WORK TO COMPLETE — Would it be possible to write out each entry below exactly, without the pictures?

================================

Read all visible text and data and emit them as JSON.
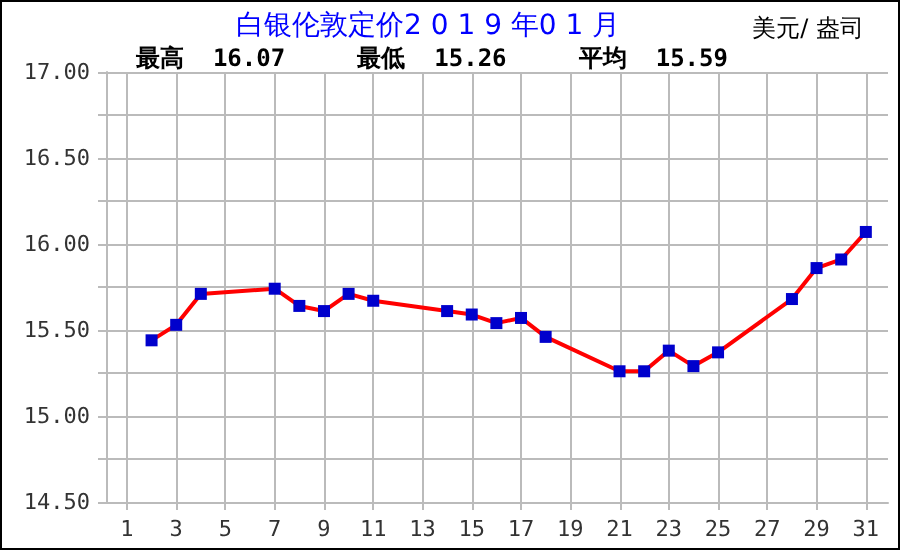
{
  "chart_data": {
    "type": "line",
    "title": "白银伦敦定价2 0 1 9 年0 1 月",
    "subtitle": "最高  16.07     最低  15.26     平均  15.59",
    "annotations": [
      "美元/ 盎司"
    ],
    "x": [
      2,
      3,
      4,
      7,
      8,
      9,
      10,
      11,
      14,
      15,
      16,
      17,
      18,
      21,
      22,
      23,
      24,
      25,
      28,
      29,
      30,
      31
    ],
    "series": [
      {
        "color": "#ff0000",
        "values": [
          15.44,
          15.53,
          15.71,
          15.74,
          15.64,
          15.61,
          15.71,
          15.67,
          15.61,
          15.59,
          15.54,
          15.57,
          15.46,
          15.26,
          15.26,
          15.38,
          15.29,
          15.37,
          15.68,
          15.86,
          15.91,
          16.07
        ]
      }
    ],
    "marker": "square",
    "line_style": "solid",
    "grid": true,
    "xlim": [
      0.15,
      31.9
    ],
    "xticks": [
      1,
      3,
      5,
      7,
      9,
      11,
      13,
      15,
      17,
      19,
      21,
      23,
      25,
      27,
      29,
      31
    ],
    "ylim": [
      14.5,
      17
    ],
    "yticks": [
      {
        "value": 14.5,
        "label": "14.50"
      },
      {
        "value": 14.75,
        "label": null
      },
      {
        "value": 15,
        "label": "15.00"
      },
      {
        "value": 15.25,
        "label": null
      },
      {
        "value": 15.5,
        "label": "15.50"
      },
      {
        "value": 15.75,
        "label": null
      },
      {
        "value": 16,
        "label": "16.00"
      },
      {
        "value": 16.25,
        "label": null
      },
      {
        "value": 16.5,
        "label": "16.50"
      },
      {
        "value": 16.75,
        "label": null
      },
      {
        "value": 17,
        "label": "17.00"
      }
    ]
  }
}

================================

THE ANSWER —
Read all visible text and data and emit them as JSON.
{
  "chart_data": {
    "type": "line",
    "title": "白银伦敦定价2 0 1 9 年0 1 月",
    "subtitle": "最高  16.07     最低  15.26     平均  15.59",
    "annotations": [
      "美元/ 盎司"
    ],
    "x": [
      2,
      3,
      4,
      7,
      8,
      9,
      10,
      11,
      14,
      15,
      16,
      17,
      18,
      21,
      22,
      23,
      24,
      25,
      28,
      29,
      30,
      31
    ],
    "series": [
      {
        "color": "#ff0000",
        "values": [
          15.44,
          15.53,
          15.71,
          15.74,
          15.64,
          15.61,
          15.71,
          15.67,
          15.61,
          15.59,
          15.54,
          15.57,
          15.46,
          15.26,
          15.26,
          15.38,
          15.29,
          15.37,
          15.68,
          15.86,
          15.91,
          16.07
        ]
      }
    ],
    "marker": "square",
    "line_style": "solid",
    "grid": true,
    "xlim": [
      0.15,
      31.9
    ],
    "xticks": [
      1,
      3,
      5,
      7,
      9,
      11,
      13,
      15,
      17,
      19,
      21,
      23,
      25,
      27,
      29,
      31
    ],
    "ylim": [
      14.5,
      17
    ],
    "yticks": [
      {
        "value": 14.5,
        "label": "14.50"
      },
      {
        "value": 14.75,
        "label": null
      },
      {
        "value": 15,
        "label": "15.00"
      },
      {
        "value": 15.25,
        "label": null
      },
      {
        "value": 15.5,
        "label": "15.50"
      },
      {
        "value": 15.75,
        "label": null
      },
      {
        "value": 16,
        "label": "16.00"
      },
      {
        "value": 16.25,
        "label": null
      },
      {
        "value": 16.5,
        "label": "16.50"
      },
      {
        "value": 16.75,
        "label": null
      },
      {
        "value": 17,
        "label": "17.00"
      }
    ]
  }
}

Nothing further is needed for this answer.